[Entries from a dataset]
========================================

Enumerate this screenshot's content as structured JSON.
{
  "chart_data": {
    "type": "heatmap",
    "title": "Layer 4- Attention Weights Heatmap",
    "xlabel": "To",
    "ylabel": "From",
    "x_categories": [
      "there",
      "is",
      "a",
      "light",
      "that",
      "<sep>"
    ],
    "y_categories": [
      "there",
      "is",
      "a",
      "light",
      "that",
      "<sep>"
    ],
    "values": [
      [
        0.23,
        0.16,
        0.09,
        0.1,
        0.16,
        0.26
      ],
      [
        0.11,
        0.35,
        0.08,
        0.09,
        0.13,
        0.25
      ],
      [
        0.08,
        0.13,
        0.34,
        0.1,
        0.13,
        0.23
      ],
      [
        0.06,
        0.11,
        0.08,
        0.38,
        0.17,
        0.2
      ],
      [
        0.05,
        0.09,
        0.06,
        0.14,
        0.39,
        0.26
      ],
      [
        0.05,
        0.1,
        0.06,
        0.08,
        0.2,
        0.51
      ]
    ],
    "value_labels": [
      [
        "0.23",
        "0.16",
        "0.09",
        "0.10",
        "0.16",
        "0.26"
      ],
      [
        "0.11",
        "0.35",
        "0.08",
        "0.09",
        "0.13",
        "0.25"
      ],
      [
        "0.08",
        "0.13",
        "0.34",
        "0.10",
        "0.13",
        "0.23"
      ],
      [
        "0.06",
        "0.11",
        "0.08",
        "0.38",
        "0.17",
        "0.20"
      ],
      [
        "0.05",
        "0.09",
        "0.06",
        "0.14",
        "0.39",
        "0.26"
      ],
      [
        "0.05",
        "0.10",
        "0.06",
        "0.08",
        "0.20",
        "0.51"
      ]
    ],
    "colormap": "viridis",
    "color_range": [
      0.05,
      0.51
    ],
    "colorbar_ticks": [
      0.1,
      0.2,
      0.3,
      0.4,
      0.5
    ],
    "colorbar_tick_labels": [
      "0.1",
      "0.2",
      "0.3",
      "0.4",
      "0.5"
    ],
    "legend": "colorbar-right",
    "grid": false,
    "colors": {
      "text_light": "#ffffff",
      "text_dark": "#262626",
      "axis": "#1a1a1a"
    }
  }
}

========================================

**What is expected**
Set down the material above again, word for word.

**Exercise solution**
Enumerate this screenshot's content as structured JSON.
{
  "chart_data": {
    "type": "heatmap",
    "title": "Layer 4- Attention Weights Heatmap",
    "xlabel": "To",
    "ylabel": "From",
    "x_categories": [
      "there",
      "is",
      "a",
      "light",
      "that",
      "<sep>"
    ],
    "y_categories": [
      "there",
      "is",
      "a",
      "light",
      "that",
      "<sep>"
    ],
    "values": [
      [
        0.23,
        0.16,
        0.09,
        0.1,
        0.16,
        0.26
      ],
      [
        0.11,
        0.35,
        0.08,
        0.09,
        0.13,
        0.25
      ],
      [
        0.08,
        0.13,
        0.34,
        0.1,
        0.13,
        0.23
      ],
      [
        0.06,
        0.11,
        0.08,
        0.38,
        0.17,
        0.2
      ],
      [
        0.05,
        0.09,
        0.06,
        0.14,
        0.39,
        0.26
      ],
      [
        0.05,
        0.1,
        0.06,
        0.08,
        0.2,
        0.51
      ]
    ],
    "value_labels": [
      [
        "0.23",
        "0.16",
        "0.09",
        "0.10",
        "0.16",
        "0.26"
      ],
      [
        "0.11",
        "0.35",
        "0.08",
        "0.09",
        "0.13",
        "0.25"
      ],
      [
        "0.08",
        "0.13",
        "0.34",
        "0.10",
        "0.13",
        "0.23"
      ],
      [
        "0.06",
        "0.11",
        "0.08",
        "0.38",
        "0.17",
        "0.20"
      ],
      [
        "0.05",
        "0.09",
        "0.06",
        "0.14",
        "0.39",
        "0.26"
      ],
      [
        "0.05",
        "0.10",
        "0.06",
        "0.08",
        "0.20",
        "0.51"
      ]
    ],
    "colormap": "viridis",
    "color_range": [
      0.05,
      0.51
    ],
    "colorbar_ticks": [
      0.1,
      0.2,
      0.3,
      0.4,
      0.5
    ],
    "colorbar_tick_labels": [
      "0.1",
      "0.2",
      "0.3",
      "0.4",
      "0.5"
    ],
    "legend": "colorbar-right",
    "grid": false,
    "colors": {
      "text_light": "#ffffff",
      "text_dark": "#262626",
      "axis": "#1a1a1a"
    }
  }
}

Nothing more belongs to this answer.